Dataset records:
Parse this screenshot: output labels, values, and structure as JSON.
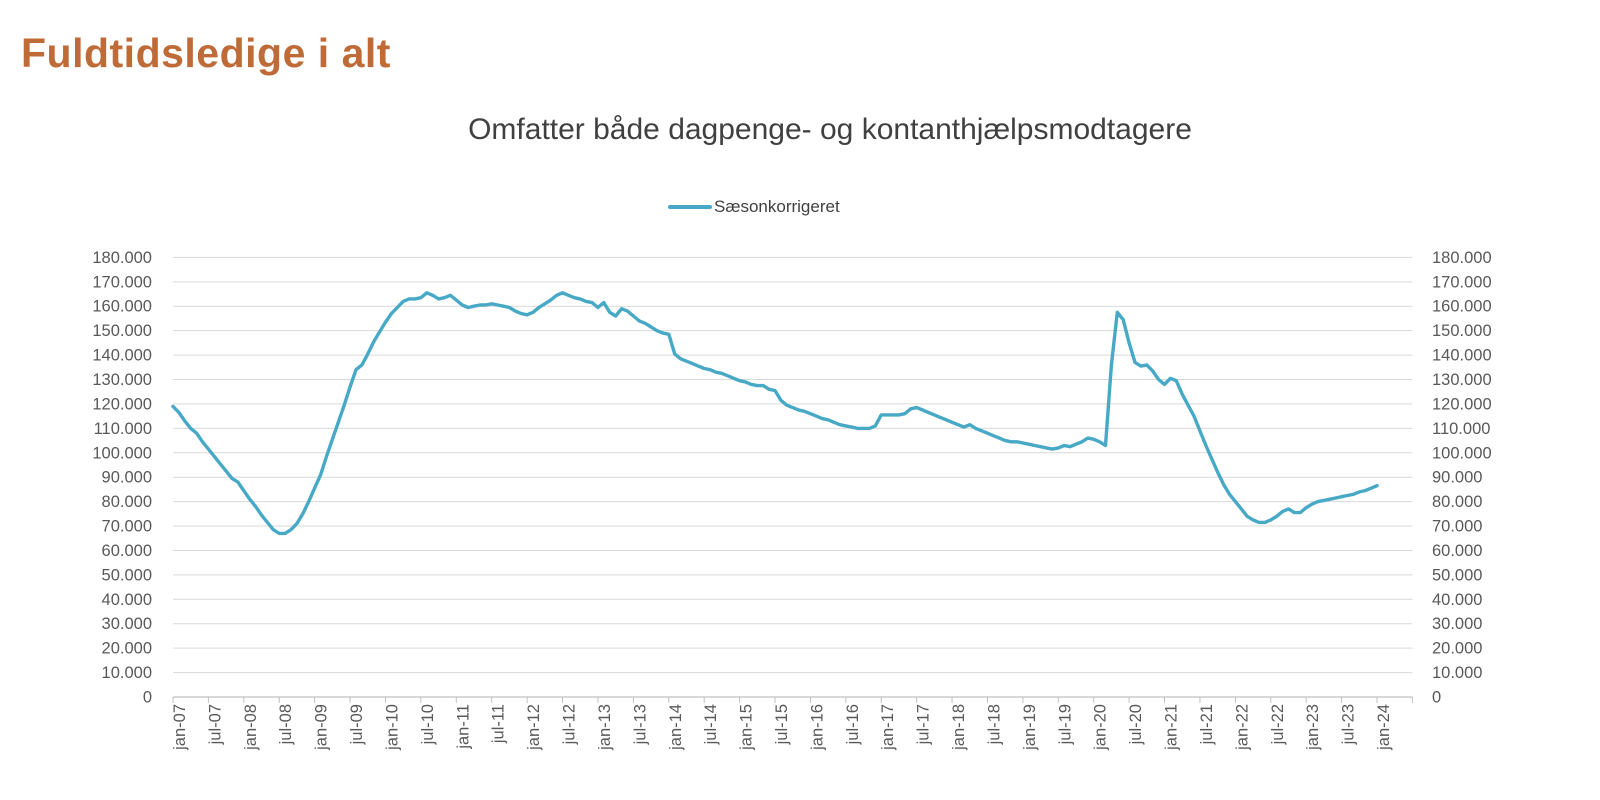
{
  "window": {
    "background": "#FFFFFF"
  },
  "header": {
    "title": "Fuldtidsledige i alt"
  },
  "chart_data": {
    "type": "line",
    "title": "Omfatter både dagpenge- og kontanthjælpsmodtagere",
    "legend": {
      "position": "top-center",
      "label": "Sæsonkorrigeret"
    },
    "x": {
      "unit": "month",
      "start": "jan-07",
      "end": "jan-24",
      "tick_interval_months": 6,
      "tick_labels": [
        "jan-07",
        "jul-07",
        "jan-08",
        "jul-08",
        "jan-09",
        "jul-09",
        "jan-10",
        "jul-10",
        "jan-11",
        "jul-11",
        "jan-12",
        "jul-12",
        "jan-13",
        "jul-13",
        "jan-14",
        "jul-14",
        "jan-15",
        "jul-15",
        "jan-16",
        "jul-16",
        "jan-17",
        "jul-17",
        "jan-18",
        "jul-18",
        "jan-19",
        "jul-19",
        "jan-20",
        "jul-20",
        "jan-21",
        "jul-21",
        "jan-22",
        "jul-22",
        "jan-23",
        "jul-23",
        "jan-24"
      ]
    },
    "y": {
      "min": 0,
      "max": 180000,
      "tick_step": 10000,
      "sides": "left-and-right",
      "tick_labels": [
        "0",
        "10.000",
        "20.000",
        "30.000",
        "40.000",
        "50.000",
        "60.000",
        "70.000",
        "80.000",
        "90.000",
        "100.000",
        "110.000",
        "120.000",
        "130.000",
        "140.000",
        "150.000",
        "160.000",
        "170.000",
        "180.000"
      ]
    },
    "grid": true,
    "series": [
      {
        "name": "Sæsonkorrigeret",
        "color": "#47A9C6",
        "frequency": "monthly",
        "first_point": "jan-07",
        "last_point": "jan-24",
        "values": [
          119000,
          116500,
          113000,
          110000,
          108000,
          104500,
          101500,
          98500,
          95500,
          92500,
          89500,
          88000,
          84500,
          81000,
          78000,
          74500,
          71500,
          68500,
          67000,
          67000,
          68500,
          71000,
          75000,
          80000,
          85500,
          91000,
          98500,
          105500,
          112500,
          119500,
          127000,
          134000,
          136000,
          140500,
          145500,
          149500,
          153500,
          157000,
          159500,
          162000,
          163000,
          163000,
          163500,
          165500,
          164500,
          163000,
          163500,
          164500,
          162500,
          160500,
          159500,
          160000,
          160500,
          160500,
          161000,
          160500,
          160000,
          159500,
          158000,
          157000,
          156500,
          157500,
          159500,
          161000,
          162500,
          164500,
          165500,
          164500,
          163500,
          163000,
          162000,
          161500,
          159500,
          161500,
          157500,
          156000,
          159000,
          158000,
          156000,
          154000,
          153000,
          151500,
          150000,
          149000,
          148500,
          140500,
          138500,
          137500,
          136500,
          135500,
          134500,
          134000,
          133000,
          132500,
          131500,
          130500,
          129500,
          129000,
          128000,
          127500,
          127500,
          126000,
          125500,
          121500,
          119500,
          118500,
          117500,
          117000,
          116000,
          115000,
          114000,
          113500,
          112500,
          111500,
          111000,
          110500,
          110000,
          110000,
          110000,
          111000,
          115500,
          115500,
          115500,
          115500,
          116000,
          118000,
          118500,
          117500,
          116500,
          115500,
          114500,
          113500,
          112500,
          111500,
          110500,
          111500,
          110000,
          109000,
          108000,
          107000,
          106000,
          105000,
          104500,
          104500,
          104000,
          103500,
          103000,
          102500,
          102000,
          101500,
          102000,
          103000,
          102500,
          103500,
          104500,
          106000,
          105500,
          104500,
          103000,
          136000,
          157500,
          154500,
          145000,
          137000,
          135500,
          136000,
          133500,
          130000,
          128000,
          130500,
          129500,
          124000,
          119500,
          115000,
          109000,
          103000,
          97500,
          92000,
          87000,
          83000,
          80000,
          77000,
          74000,
          72500,
          71500,
          71500,
          72500,
          74000,
          76000,
          77000,
          75500,
          75500,
          77500,
          79000,
          80000,
          80500,
          81000,
          81500,
          82000,
          82500,
          83000,
          84000,
          84500,
          85500,
          86500
        ]
      }
    ],
    "style": {
      "line_width": 3.4,
      "gridline_color": "#D9D9D9",
      "axis_color": "#C0C0C0",
      "tick_label_color": "#595959",
      "chart_title_color": "#404040",
      "legend_text_color": "#404040",
      "header_title_color": "#BF6B38"
    }
  }
}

--- DIRECTIONS ---
Pull out every line in the material above where "values" occurs.

--- ANSWER TO THE TASK ---
Parse this screenshot: output labels, values, and structure as JSON.
        "values": [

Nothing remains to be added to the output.